▸ **Task requirements**
Every record must be repeated exactly; omit any pictures they contain.

▸ **Dataset records**
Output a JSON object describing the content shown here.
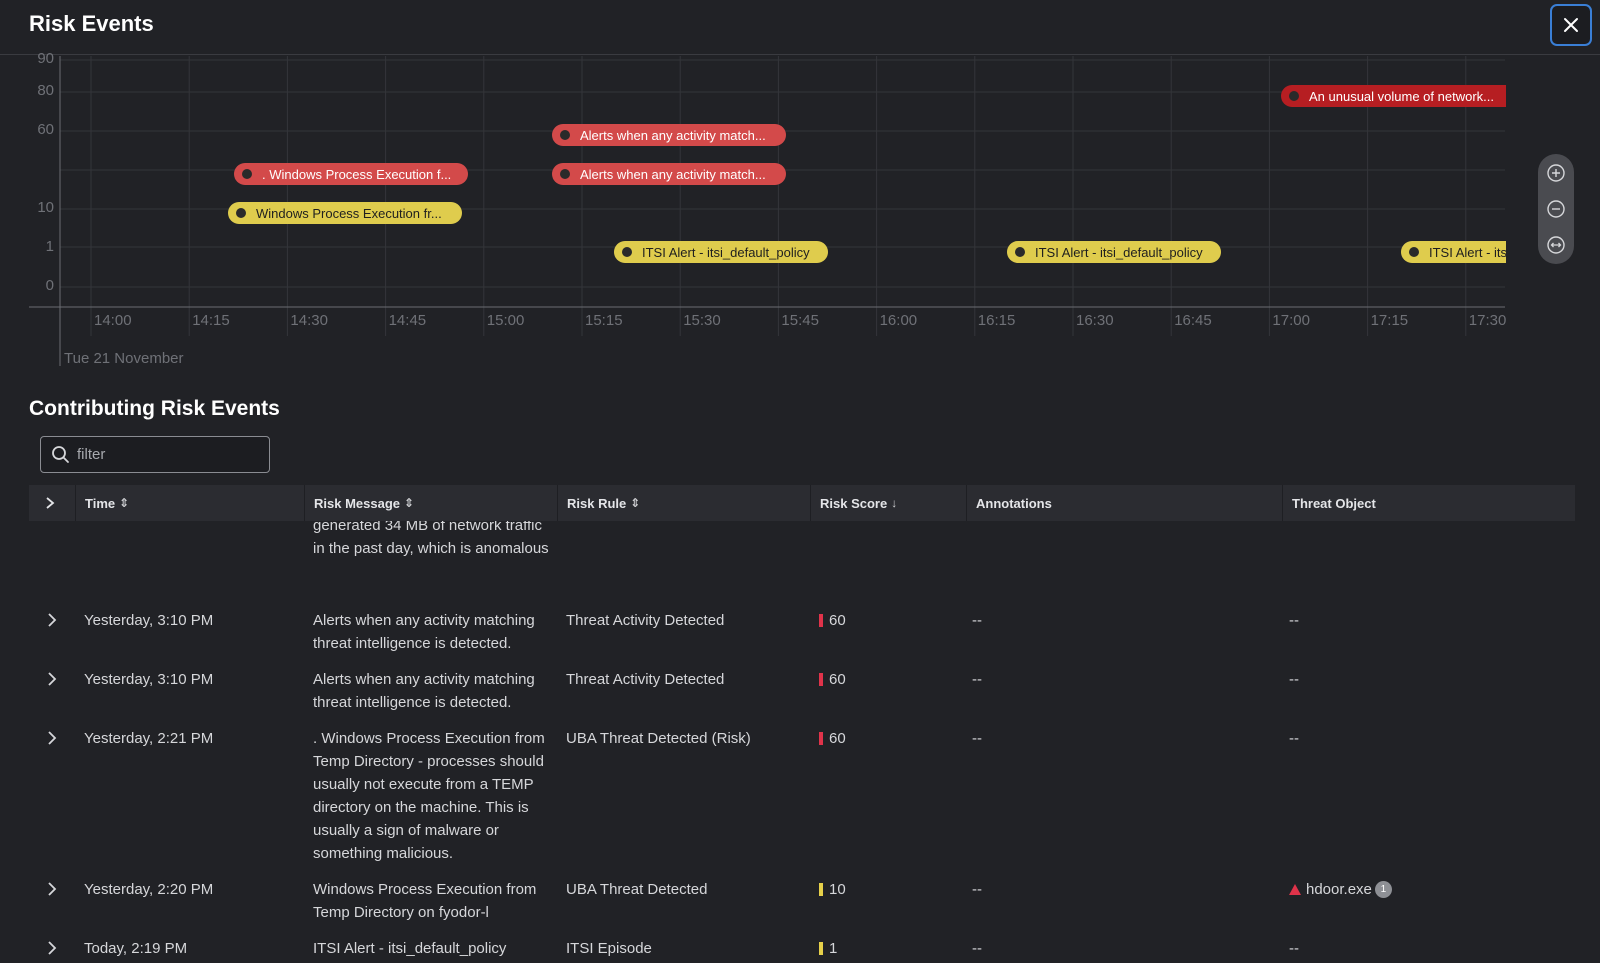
{
  "header": {
    "title": "Risk Events"
  },
  "chart": {
    "y_ticks": [
      "90",
      "80",
      "60",
      "10",
      "1",
      "0"
    ],
    "x_ticks": [
      "14:00",
      "14:15",
      "14:30",
      "14:45",
      "15:00",
      "15:15",
      "15:30",
      "15:45",
      "16:00",
      "16:15",
      "16:30",
      "16:45",
      "17:00",
      "17:15",
      "17:30"
    ],
    "date_label": "Tue 21 November",
    "events": [
      {
        "label": "An unusual volume of network...",
        "color": "#b61e22",
        "score": 80,
        "time": "17:05"
      },
      {
        "label": "Alerts when any activity match...",
        "color": "#d34a4a",
        "score": 60,
        "time": "15:10"
      },
      {
        "label": ". Windows Process Execution f...",
        "color": "#d34a4a",
        "score": 60,
        "time": "14:21"
      },
      {
        "label": "Alerts when any activity match...",
        "color": "#d34a4a",
        "score": 60,
        "time": "15:10"
      },
      {
        "label": "Windows Process Execution fr...",
        "color": "#dfcc4d",
        "score": 10,
        "time": "14:20"
      },
      {
        "label": "ITSI Alert - itsi_default_policy",
        "color": "#dfcc4d",
        "score": 1,
        "time": "15:19"
      },
      {
        "label": "ITSI Alert - itsi_default_policy",
        "color": "#dfcc4d",
        "score": 1,
        "time": "16:19"
      },
      {
        "label": "ITSI Alert - its",
        "color": "#dfcc4d",
        "score": 1,
        "time": "17:19"
      }
    ]
  },
  "zoom": {
    "zoom_in_icon": "plus-circle-icon",
    "zoom_out_icon": "minus-circle-icon",
    "fit_icon": "fit-width-icon"
  },
  "section": {
    "title": "Contributing Risk Events"
  },
  "filter": {
    "placeholder": "filter",
    "value": ""
  },
  "table": {
    "columns": {
      "time": "Time",
      "risk_message": "Risk Message",
      "risk_rule": "Risk Rule",
      "risk_score": "Risk Score",
      "annotations": "Annotations",
      "threat_object": "Threat Object"
    },
    "partial_row": {
      "message": "generated 34 MB of network traffic in the past day, which is anomalous"
    },
    "rows": [
      {
        "time": "Yesterday, 3:10 PM",
        "message": "Alerts when any activity matching threat intelligence is detected.",
        "rule": "Threat Activity Detected",
        "score": "60",
        "score_color": "#e0334a",
        "annotations": "--",
        "threat": "--"
      },
      {
        "time": "Yesterday, 3:10 PM",
        "message": "Alerts when any activity matching threat intelligence is detected.",
        "rule": "Threat Activity Detected",
        "score": "60",
        "score_color": "#e0334a",
        "annotations": "--",
        "threat": "--"
      },
      {
        "time": "Yesterday, 2:21 PM",
        "message": ". Windows Process Execution from Temp Directory - processes should usually not execute from a TEMP directory on the machine. This is usually a sign of malware or something malicious.",
        "rule": "UBA Threat Detected (Risk)",
        "score": "60",
        "score_color": "#e0334a",
        "annotations": "--",
        "threat": "--"
      },
      {
        "time": "Yesterday, 2:20 PM",
        "message": "Windows Process Execution from Temp Directory on fyodor-l",
        "rule": "UBA Threat Detected",
        "score": "10",
        "score_color": "#e6d04a",
        "annotations": "--",
        "threat": "hdoor.exe",
        "threat_count": "1"
      },
      {
        "time": "Today, 2:19 PM",
        "message": "ITSI Alert - itsi_default_policy",
        "rule": "ITSI Episode",
        "score": "1",
        "score_color": "#e6d04a",
        "annotations": "--",
        "threat": "--"
      }
    ]
  }
}
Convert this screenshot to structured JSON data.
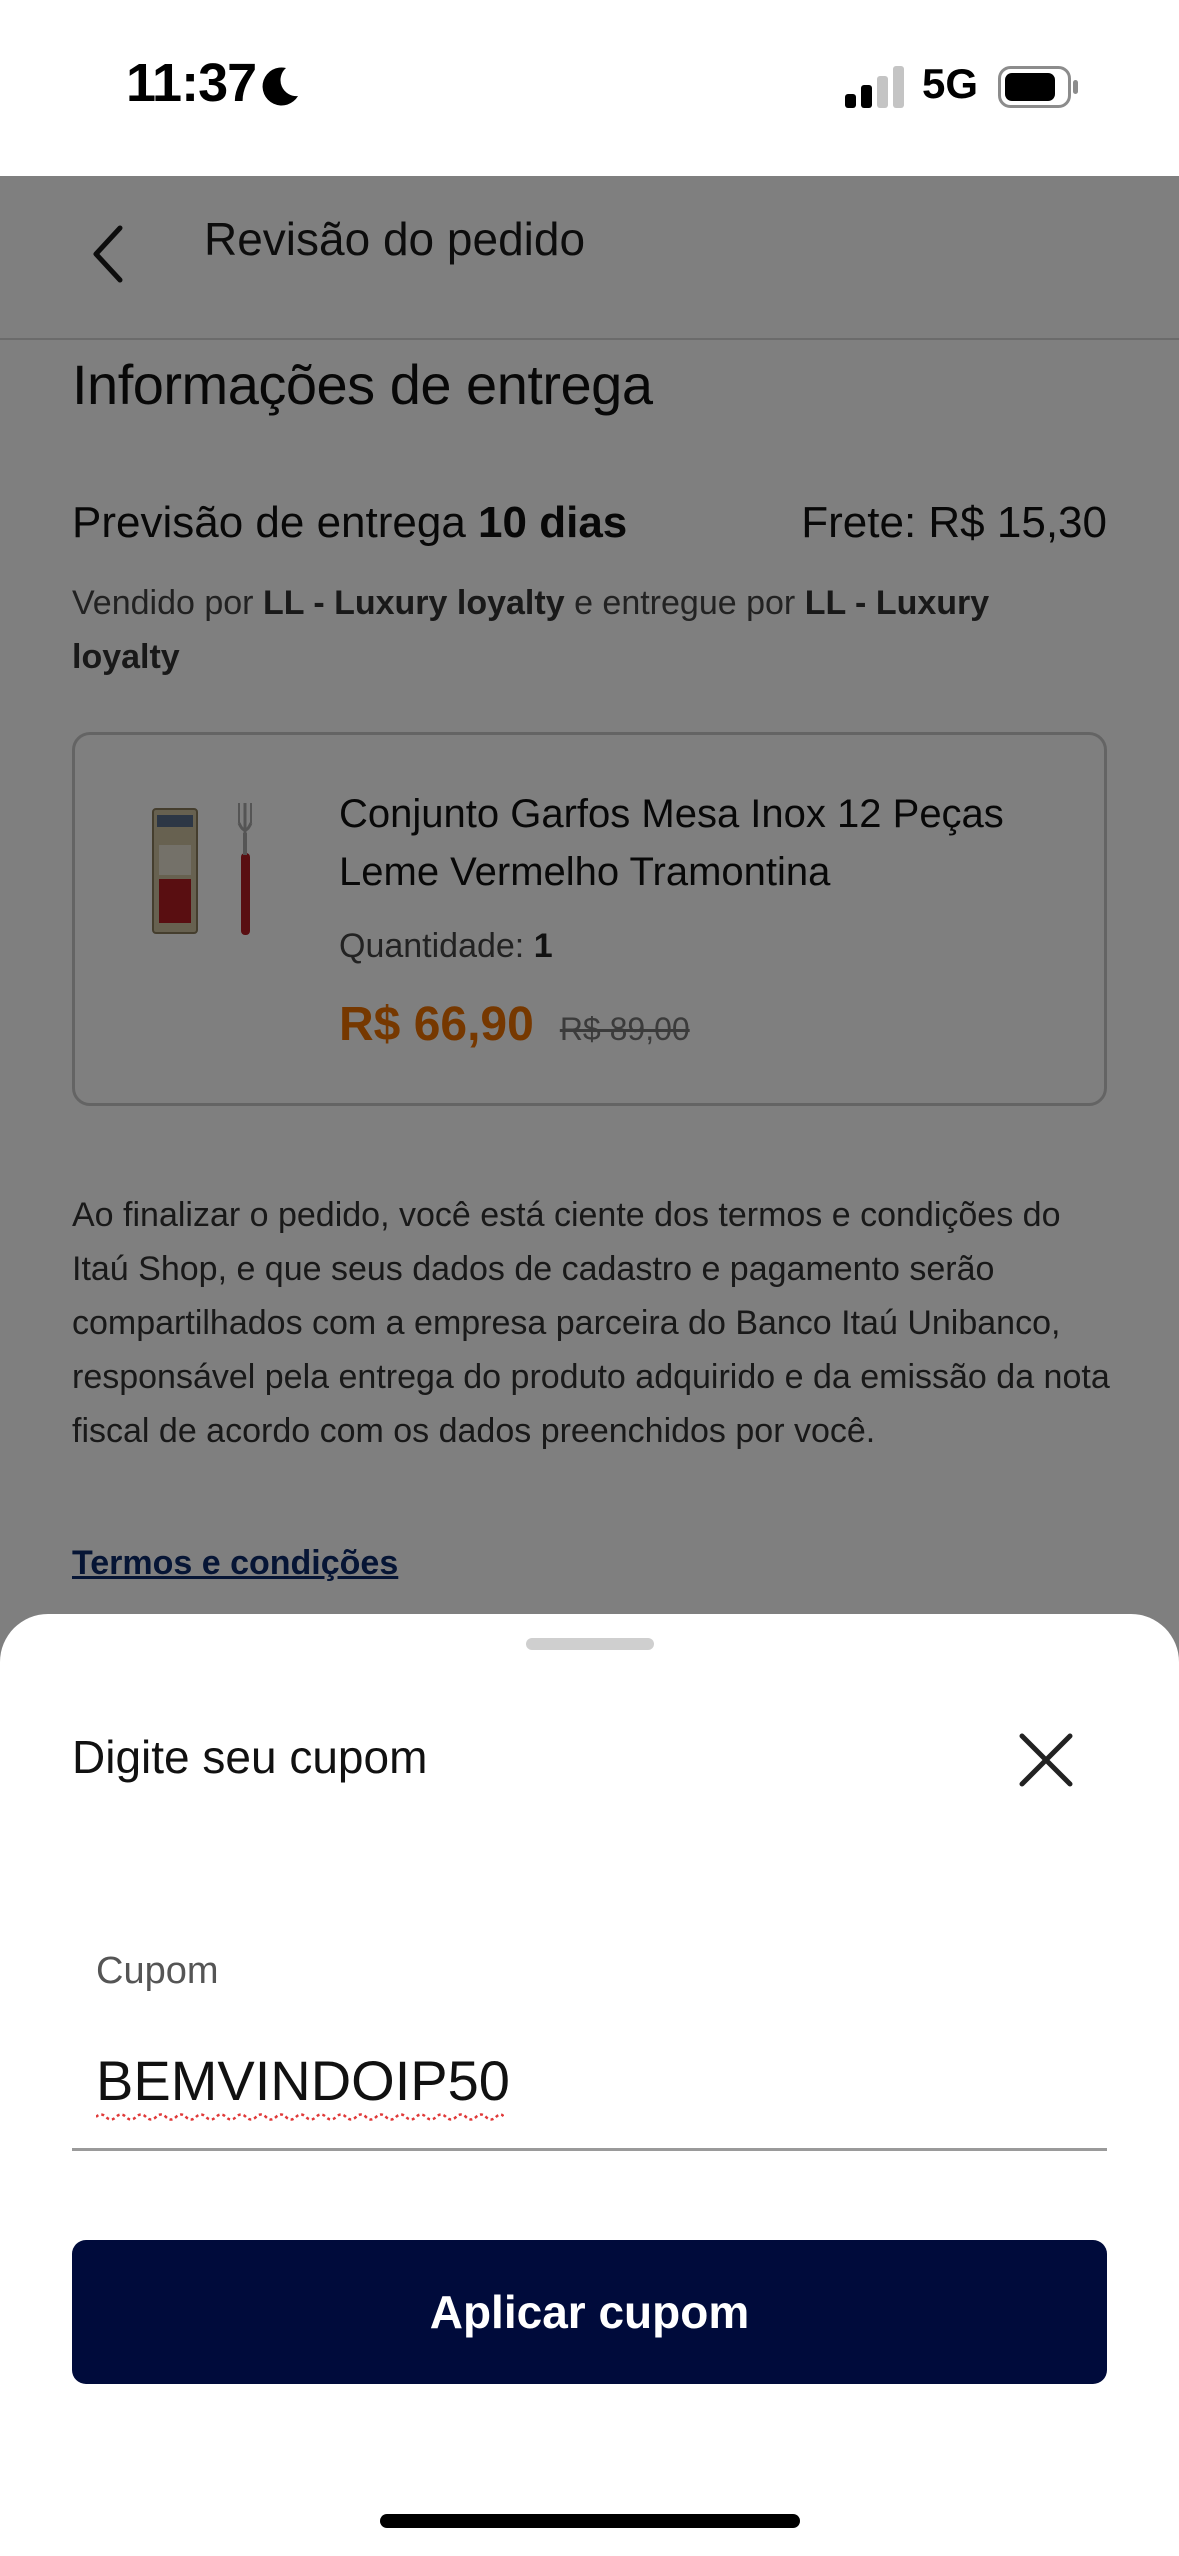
{
  "status_bar": {
    "time": "11:37",
    "network": "5G",
    "icons": [
      "moon-icon",
      "cellular-signal-icon",
      "battery-icon"
    ]
  },
  "header": {
    "title": "Revisão do pedido",
    "back_icon": "chevron-left-icon"
  },
  "delivery": {
    "section_title": "Informações de entrega",
    "eta_prefix": "Previsão de entrega",
    "eta_value": "10 dias",
    "shipping": "Frete: R$ 15,30",
    "sold_by_prefix": "Vendido por",
    "seller": "LL - Luxury loyalty",
    "delivered_by_prefix": "e entregue por",
    "deliverer": "LL - Luxury loyalty"
  },
  "product": {
    "name": "Conjunto Garfos Mesa Inox 12 Peças Leme Vermelho Tramontina",
    "quantity_label": "Quantidade:",
    "quantity": "1",
    "price": "R$ 66,90",
    "old_price": "R$ 89,00"
  },
  "disclaimer": "Ao finalizar o pedido, você está ciente dos termos e condições do Itaú Shop, e que seus dados de cadastro e pagamento serão compartilhados com a empresa parceira do Banco Itaú Unibanco, responsável pela entrega do produto adquirido e da emissão da nota fiscal de acordo com os dados preenchidos por você.",
  "terms_link": "Termos e condições",
  "coupon_sheet": {
    "title": "Digite seu cupom",
    "close_icon": "close-icon",
    "field_label": "Cupom",
    "field_value": "BEMVINDOIP50",
    "apply_button": "Aplicar cupom"
  },
  "colors": {
    "accent_orange": "#ec7000",
    "button_navy": "#000b3b",
    "link_blue": "#0c2a6b"
  }
}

▸ **Right answer**
Output a JSON object describing the content shown here.
{
  "header": {
    "title": "Risk Events"
  },
  "chart": {
    "y_ticks": [
      "90",
      "80",
      "60",
      "10",
      "1",
      "0"
    ],
    "x_ticks": [
      "14:00",
      "14:15",
      "14:30",
      "14:45",
      "15:00",
      "15:15",
      "15:30",
      "15:45",
      "16:00",
      "16:15",
      "16:30",
      "16:45",
      "17:00",
      "17:15",
      "17:30"
    ],
    "date_label": "Tue 21 November",
    "events": [
      {
        "label": "An unusual volume of network...",
        "color": "#b61e22",
        "score": 80,
        "time": "17:05"
      },
      {
        "label": "Alerts when any activity match...",
        "color": "#d34a4a",
        "score": 60,
        "time": "15:10"
      },
      {
        "label": ". Windows Process Execution f...",
        "color": "#d34a4a",
        "score": 60,
        "time": "14:21"
      },
      {
        "label": "Alerts when any activity match...",
        "color": "#d34a4a",
        "score": 60,
        "time": "15:10"
      },
      {
        "label": "Windows Process Execution fr...",
        "color": "#dfcc4d",
        "score": 10,
        "time": "14:20"
      },
      {
        "label": "ITSI Alert - itsi_default_policy",
        "color": "#dfcc4d",
        "score": 1,
        "time": "15:19"
      },
      {
        "label": "ITSI Alert - itsi_default_policy",
        "color": "#dfcc4d",
        "score": 1,
        "time": "16:19"
      },
      {
        "label": "ITSI Alert - its",
        "color": "#dfcc4d",
        "score": 1,
        "time": "17:19"
      }
    ]
  },
  "zoom": {
    "zoom_in_icon": "plus-circle-icon",
    "zoom_out_icon": "minus-circle-icon",
    "fit_icon": "fit-width-icon"
  },
  "section": {
    "title": "Contributing Risk Events"
  },
  "filter": {
    "placeholder": "filter",
    "value": ""
  },
  "table": {
    "columns": {
      "time": "Time",
      "risk_message": "Risk Message",
      "risk_rule": "Risk Rule",
      "risk_score": "Risk Score",
      "annotations": "Annotations",
      "threat_object": "Threat Object"
    },
    "partial_row": {
      "message": "generated 34 MB of network traffic in the past day, which is anomalous"
    },
    "rows": [
      {
        "time": "Yesterday, 3:10 PM",
        "message": "Alerts when any activity matching threat intelligence is detected.",
        "rule": "Threat Activity Detected",
        "score": "60",
        "score_color": "#e0334a",
        "annotations": "--",
        "threat": "--"
      },
      {
        "time": "Yesterday, 3:10 PM",
        "message": "Alerts when any activity matching threat intelligence is detected.",
        "rule": "Threat Activity Detected",
        "score": "60",
        "score_color": "#e0334a",
        "annotations": "--",
        "threat": "--"
      },
      {
        "time": "Yesterday, 2:21 PM",
        "message": ". Windows Process Execution from Temp Directory - processes should usually not execute from a TEMP directory on the machine. This is usually a sign of malware or something malicious.",
        "rule": "UBA Threat Detected (Risk)",
        "score": "60",
        "score_color": "#e0334a",
        "annotations": "--",
        "threat": "--"
      },
      {
        "time": "Yesterday, 2:20 PM",
        "message": "Windows Process Execution from Temp Directory on fyodor-l",
        "rule": "UBA Threat Detected",
        "score": "10",
        "score_color": "#e6d04a",
        "annotations": "--",
        "threat": "hdoor.exe",
        "threat_count": "1"
      },
      {
        "time": "Today, 2:19 PM",
        "message": "ITSI Alert - itsi_default_policy",
        "rule": "ITSI Episode",
        "score": "1",
        "score_color": "#e6d04a",
        "annotations": "--",
        "threat": "--"
      }
    ]
  }
}
Convert this screenshot to structured JSON data.
{
  "status_bar": {
    "time": "11:37",
    "network": "5G",
    "icons": [
      "moon-icon",
      "cellular-signal-icon",
      "battery-icon"
    ]
  },
  "header": {
    "title": "Revisão do pedido",
    "back_icon": "chevron-left-icon"
  },
  "delivery": {
    "section_title": "Informações de entrega",
    "eta_prefix": "Previsão de entrega",
    "eta_value": "10 dias",
    "shipping": "Frete: R$ 15,30",
    "sold_by_prefix": "Vendido por",
    "seller": "LL - Luxury loyalty",
    "delivered_by_prefix": "e entregue por",
    "deliverer": "LL - Luxury loyalty"
  },
  "product": {
    "name": "Conjunto Garfos Mesa Inox 12 Peças Leme Vermelho Tramontina",
    "quantity_label": "Quantidade:",
    "quantity": "1",
    "price": "R$ 66,90",
    "old_price": "R$ 89,00"
  },
  "disclaimer": "Ao finalizar o pedido, você está ciente dos termos e condições do Itaú Shop, e que seus dados de cadastro e pagamento serão compartilhados com a empresa parceira do Banco Itaú Unibanco, responsável pela entrega do produto adquirido e da emissão da nota fiscal de acordo com os dados preenchidos por você.",
  "terms_link": "Termos e condições",
  "coupon_sheet": {
    "title": "Digite seu cupom",
    "close_icon": "close-icon",
    "field_label": "Cupom",
    "field_value": "BEMVINDOIP50",
    "apply_button": "Aplicar cupom"
  },
  "colors": {
    "accent_orange": "#ec7000",
    "button_navy": "#000b3b",
    "link_blue": "#0c2a6b"
  }
}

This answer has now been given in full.